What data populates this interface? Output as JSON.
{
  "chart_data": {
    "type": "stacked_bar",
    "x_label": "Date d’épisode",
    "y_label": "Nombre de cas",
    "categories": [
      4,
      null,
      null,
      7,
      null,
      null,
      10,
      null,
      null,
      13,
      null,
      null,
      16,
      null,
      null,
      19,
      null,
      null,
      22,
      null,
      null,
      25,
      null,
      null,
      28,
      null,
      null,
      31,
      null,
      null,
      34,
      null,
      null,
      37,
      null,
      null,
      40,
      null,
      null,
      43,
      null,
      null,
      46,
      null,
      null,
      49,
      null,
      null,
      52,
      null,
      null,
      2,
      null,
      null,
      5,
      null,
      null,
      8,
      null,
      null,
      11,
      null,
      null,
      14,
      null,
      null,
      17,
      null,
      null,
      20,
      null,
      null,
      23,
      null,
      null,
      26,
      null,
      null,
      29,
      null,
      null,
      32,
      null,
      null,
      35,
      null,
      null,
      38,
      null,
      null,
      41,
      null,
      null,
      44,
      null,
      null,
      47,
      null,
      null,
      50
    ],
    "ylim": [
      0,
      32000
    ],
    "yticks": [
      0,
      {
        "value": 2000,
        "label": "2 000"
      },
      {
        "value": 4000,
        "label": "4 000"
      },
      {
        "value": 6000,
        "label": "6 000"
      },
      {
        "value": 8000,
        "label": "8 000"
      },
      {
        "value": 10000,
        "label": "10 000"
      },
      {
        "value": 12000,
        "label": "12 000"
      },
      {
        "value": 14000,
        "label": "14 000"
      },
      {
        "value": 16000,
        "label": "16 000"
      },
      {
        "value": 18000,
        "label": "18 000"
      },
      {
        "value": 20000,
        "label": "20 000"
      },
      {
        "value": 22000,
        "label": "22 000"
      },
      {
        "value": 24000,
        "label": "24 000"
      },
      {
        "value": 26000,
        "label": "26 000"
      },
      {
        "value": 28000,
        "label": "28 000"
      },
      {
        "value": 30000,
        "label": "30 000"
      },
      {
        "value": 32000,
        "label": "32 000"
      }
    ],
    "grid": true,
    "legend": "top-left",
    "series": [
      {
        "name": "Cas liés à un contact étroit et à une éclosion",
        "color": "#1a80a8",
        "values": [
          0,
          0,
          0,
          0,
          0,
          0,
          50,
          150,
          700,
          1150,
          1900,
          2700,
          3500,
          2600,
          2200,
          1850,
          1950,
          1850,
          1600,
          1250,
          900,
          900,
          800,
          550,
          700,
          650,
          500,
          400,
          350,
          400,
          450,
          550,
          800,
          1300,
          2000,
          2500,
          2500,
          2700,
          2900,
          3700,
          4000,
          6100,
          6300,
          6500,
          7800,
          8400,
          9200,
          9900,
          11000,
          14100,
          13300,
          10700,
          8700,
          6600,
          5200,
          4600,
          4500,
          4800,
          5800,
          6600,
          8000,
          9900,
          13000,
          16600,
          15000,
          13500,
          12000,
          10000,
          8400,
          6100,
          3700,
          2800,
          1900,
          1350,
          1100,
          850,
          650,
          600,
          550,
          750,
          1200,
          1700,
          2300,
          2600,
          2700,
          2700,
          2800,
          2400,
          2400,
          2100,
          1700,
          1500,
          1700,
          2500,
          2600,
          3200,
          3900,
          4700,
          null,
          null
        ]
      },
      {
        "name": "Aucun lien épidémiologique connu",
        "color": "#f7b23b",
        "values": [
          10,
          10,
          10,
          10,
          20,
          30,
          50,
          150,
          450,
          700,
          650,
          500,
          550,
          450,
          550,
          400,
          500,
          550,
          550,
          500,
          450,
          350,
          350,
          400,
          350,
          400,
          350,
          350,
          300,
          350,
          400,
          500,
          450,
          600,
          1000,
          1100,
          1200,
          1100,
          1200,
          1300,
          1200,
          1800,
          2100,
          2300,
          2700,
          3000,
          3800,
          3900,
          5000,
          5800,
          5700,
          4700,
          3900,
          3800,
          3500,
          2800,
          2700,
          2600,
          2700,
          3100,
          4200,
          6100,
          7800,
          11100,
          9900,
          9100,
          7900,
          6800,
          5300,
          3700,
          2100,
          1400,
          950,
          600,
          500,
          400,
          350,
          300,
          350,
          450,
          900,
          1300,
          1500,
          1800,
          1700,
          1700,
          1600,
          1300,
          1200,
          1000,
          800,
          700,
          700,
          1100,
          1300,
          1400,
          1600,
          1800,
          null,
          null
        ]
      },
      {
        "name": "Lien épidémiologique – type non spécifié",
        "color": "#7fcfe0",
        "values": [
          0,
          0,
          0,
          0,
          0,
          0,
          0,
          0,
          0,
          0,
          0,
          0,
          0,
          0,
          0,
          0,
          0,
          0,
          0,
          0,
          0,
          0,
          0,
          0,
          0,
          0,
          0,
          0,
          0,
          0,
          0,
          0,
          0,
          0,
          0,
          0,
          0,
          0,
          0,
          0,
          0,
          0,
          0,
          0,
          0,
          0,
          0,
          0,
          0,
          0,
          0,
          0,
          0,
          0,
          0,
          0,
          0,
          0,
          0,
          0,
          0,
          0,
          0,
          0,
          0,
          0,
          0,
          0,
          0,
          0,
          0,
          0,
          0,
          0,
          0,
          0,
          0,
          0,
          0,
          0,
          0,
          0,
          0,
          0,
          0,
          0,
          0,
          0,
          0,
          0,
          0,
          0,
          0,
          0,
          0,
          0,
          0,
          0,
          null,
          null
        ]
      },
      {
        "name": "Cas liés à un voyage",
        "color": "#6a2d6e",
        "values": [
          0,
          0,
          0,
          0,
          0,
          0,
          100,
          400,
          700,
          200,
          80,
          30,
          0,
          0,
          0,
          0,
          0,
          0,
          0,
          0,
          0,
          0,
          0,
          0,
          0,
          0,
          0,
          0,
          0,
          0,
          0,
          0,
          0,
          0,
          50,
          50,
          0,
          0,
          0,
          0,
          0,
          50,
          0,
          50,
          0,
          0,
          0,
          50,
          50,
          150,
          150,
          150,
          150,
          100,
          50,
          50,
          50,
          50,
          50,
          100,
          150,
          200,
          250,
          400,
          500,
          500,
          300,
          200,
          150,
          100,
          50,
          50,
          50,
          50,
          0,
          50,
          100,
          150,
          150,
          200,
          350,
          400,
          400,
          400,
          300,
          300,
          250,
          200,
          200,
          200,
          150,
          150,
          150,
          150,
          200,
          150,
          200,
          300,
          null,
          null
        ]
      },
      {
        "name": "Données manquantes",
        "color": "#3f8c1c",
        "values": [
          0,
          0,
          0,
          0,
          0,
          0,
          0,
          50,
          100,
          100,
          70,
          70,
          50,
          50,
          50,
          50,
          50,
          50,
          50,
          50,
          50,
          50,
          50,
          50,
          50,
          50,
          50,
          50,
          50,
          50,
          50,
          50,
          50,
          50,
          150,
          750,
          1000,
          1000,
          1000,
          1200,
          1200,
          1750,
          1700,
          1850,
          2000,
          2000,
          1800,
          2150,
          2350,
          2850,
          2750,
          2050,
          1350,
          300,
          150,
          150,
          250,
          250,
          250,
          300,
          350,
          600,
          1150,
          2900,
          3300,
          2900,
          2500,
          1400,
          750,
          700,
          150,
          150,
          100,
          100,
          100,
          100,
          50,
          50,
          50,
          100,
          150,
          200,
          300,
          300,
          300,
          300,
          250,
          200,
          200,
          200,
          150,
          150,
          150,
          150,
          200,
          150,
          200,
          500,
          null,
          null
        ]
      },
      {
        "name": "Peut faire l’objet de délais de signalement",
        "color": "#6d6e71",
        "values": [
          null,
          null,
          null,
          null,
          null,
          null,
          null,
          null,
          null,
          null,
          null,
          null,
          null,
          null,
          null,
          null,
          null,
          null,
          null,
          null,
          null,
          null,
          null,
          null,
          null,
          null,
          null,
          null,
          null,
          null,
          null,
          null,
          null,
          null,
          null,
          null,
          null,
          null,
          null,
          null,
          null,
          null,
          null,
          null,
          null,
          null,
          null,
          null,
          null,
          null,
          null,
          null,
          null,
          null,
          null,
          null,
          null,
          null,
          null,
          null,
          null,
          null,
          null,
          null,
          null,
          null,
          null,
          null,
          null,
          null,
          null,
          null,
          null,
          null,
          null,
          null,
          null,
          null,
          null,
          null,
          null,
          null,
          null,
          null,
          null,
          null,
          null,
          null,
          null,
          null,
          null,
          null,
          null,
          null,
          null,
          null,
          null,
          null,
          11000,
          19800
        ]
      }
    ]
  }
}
=======
▸ **WRITTEN EXERCISE**
From the records above, copy every line that holds the word "name".

▸ **TASK RESULT**
        "name": "Cas liés à un contact étroit et à une éclosion",
        "name": "Aucun lien épidémiologique connu",
        "name": "Lien épidémiologique – type non spécifié",
        "name": "Cas liés à un voyage",
        "name": "Données manquantes",
        "name": "Peut faire l’objet de délais de signalement",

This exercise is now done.